What is needed here is an exact copy of every entry.

>> Start DATA LINES

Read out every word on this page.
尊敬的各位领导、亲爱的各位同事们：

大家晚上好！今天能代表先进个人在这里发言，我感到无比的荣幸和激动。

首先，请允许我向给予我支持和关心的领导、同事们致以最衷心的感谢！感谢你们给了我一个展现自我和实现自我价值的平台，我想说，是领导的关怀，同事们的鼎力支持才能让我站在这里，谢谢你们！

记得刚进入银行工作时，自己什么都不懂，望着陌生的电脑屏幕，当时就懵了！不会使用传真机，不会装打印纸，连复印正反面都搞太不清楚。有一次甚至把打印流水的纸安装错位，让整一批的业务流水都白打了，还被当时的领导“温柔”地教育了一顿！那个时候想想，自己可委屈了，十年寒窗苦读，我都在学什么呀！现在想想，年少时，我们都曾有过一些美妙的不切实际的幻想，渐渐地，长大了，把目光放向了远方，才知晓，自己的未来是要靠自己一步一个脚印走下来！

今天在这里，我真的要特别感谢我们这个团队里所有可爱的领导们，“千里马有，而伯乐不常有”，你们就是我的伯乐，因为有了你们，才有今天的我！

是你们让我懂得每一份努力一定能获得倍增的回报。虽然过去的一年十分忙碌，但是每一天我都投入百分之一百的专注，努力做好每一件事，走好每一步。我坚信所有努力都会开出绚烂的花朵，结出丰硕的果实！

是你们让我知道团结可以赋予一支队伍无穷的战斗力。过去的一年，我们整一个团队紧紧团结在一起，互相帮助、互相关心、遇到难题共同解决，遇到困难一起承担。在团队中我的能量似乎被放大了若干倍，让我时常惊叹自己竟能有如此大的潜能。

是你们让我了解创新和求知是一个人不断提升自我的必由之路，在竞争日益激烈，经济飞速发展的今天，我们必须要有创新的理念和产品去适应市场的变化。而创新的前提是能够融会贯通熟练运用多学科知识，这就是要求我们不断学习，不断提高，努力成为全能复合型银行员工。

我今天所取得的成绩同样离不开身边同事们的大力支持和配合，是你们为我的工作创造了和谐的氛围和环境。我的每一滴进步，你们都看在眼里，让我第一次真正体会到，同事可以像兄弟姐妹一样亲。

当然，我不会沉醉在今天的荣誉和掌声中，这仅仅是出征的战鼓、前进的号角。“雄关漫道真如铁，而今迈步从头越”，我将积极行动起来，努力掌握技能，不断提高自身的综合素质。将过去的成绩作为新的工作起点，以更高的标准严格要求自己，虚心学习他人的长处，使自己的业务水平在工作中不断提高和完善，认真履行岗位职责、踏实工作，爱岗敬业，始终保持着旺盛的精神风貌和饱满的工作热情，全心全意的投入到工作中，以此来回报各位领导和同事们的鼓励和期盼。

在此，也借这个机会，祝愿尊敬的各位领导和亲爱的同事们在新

>> End DATA LINES

EXERCISE ANSWER
Read out every word on this page.
尊敬的各位领导、亲爱的各位同事们：

大家晚上好！今天能代表先进个人在这里发言，我感到无比的荣幸和激动。

首先，请允许我向给予我支持和关心的领导、同事们致以最衷心的感谢！感谢你们给了我一个展现自我和实现自我价值的平台，我想说，是领导的关怀，同事们的鼎力支持才能让我站在这里，谢谢你们！

记得刚进入银行工作时，自己什么都不懂，望着陌生的电脑屏幕，当时就懵了！不会使用传真机，不会装打印纸，连复印正反面都搞太不清楚。有一次甚至把打印流水的纸安装错位，让整一批的业务流水都白打了，还被当时的领导“温柔”地教育了一顿！那个时候想想，自己可委屈了，十年寒窗苦读，我都在学什么呀！现在想想，年少时，我们都曾有过一些美妙的不切实际的幻想，渐渐地，长大了，把目光放向了远方，才知晓，自己的未来是要靠自己一步一个脚印走下来！

今天在这里，我真的要特别感谢我们这个团队里所有可爱的领导们，“千里马有，而伯乐不常有”，你们就是我的伯乐，因为有了你们，才有今天的我！

是你们让我懂得每一份努力一定能获得倍增的回报。虽然过去的一年十分忙碌，但是每一天我都投入百分之一百的专注，努力做好每一件事，走好每一步。我坚信所有努力都会开出绚烂的花朵，结出丰硕的果实！

是你们让我知道团结可以赋予一支队伍无穷的战斗力。过去的一年，我们整一个团队紧紧团结在一起，互相帮助、互相关心、遇到难题共同解决，遇到困难一起承担。在团队中我的能量似乎被放大了若干倍，让我时常惊叹自己竟能有如此大的潜能。

是你们让我了解创新和求知是一个人不断提升自我的必由之路，在竞争日益激烈，经济飞速发展的今天，我们必须要有创新的理念和产品去适应市场的变化。而创新的前提是能够融会贯通熟练运用多学科知识，这就是要求我们不断学习，不断提高，努力成为全能复合型银行员工。

我今天所取得的成绩同样离不开身边同事们的大力支持和配合，是你们为我的工作创造了和谐的氛围和环境。我的每一滴进步，你们都看在眼里，让我第一次真正体会到，同事可以像兄弟姐妹一样亲。

当然，我不会沉醉在今天的荣誉和掌声中，这仅仅是出征的战鼓、前进的号角。“雄关漫道真如铁，而今迈步从头越”，我将积极行动起来，努力掌握技能，不断提高自身的综合素质。将过去的成绩作为新的工作起点，以更高的标准严格要求自己，虚心学习他人的长处，使自己的业务水平在工作中不断提高和完善，认真履行岗位职责、踏实工作，爱岗敬业，始终保持着旺盛的精神风貌和饱满的工作热情，全心全意的投入到工作中，以此来回报各位领导和同事们的鼓励和期盼。

在此，也借这个机会，祝愿尊敬的各位领导和亲爱的同事们在新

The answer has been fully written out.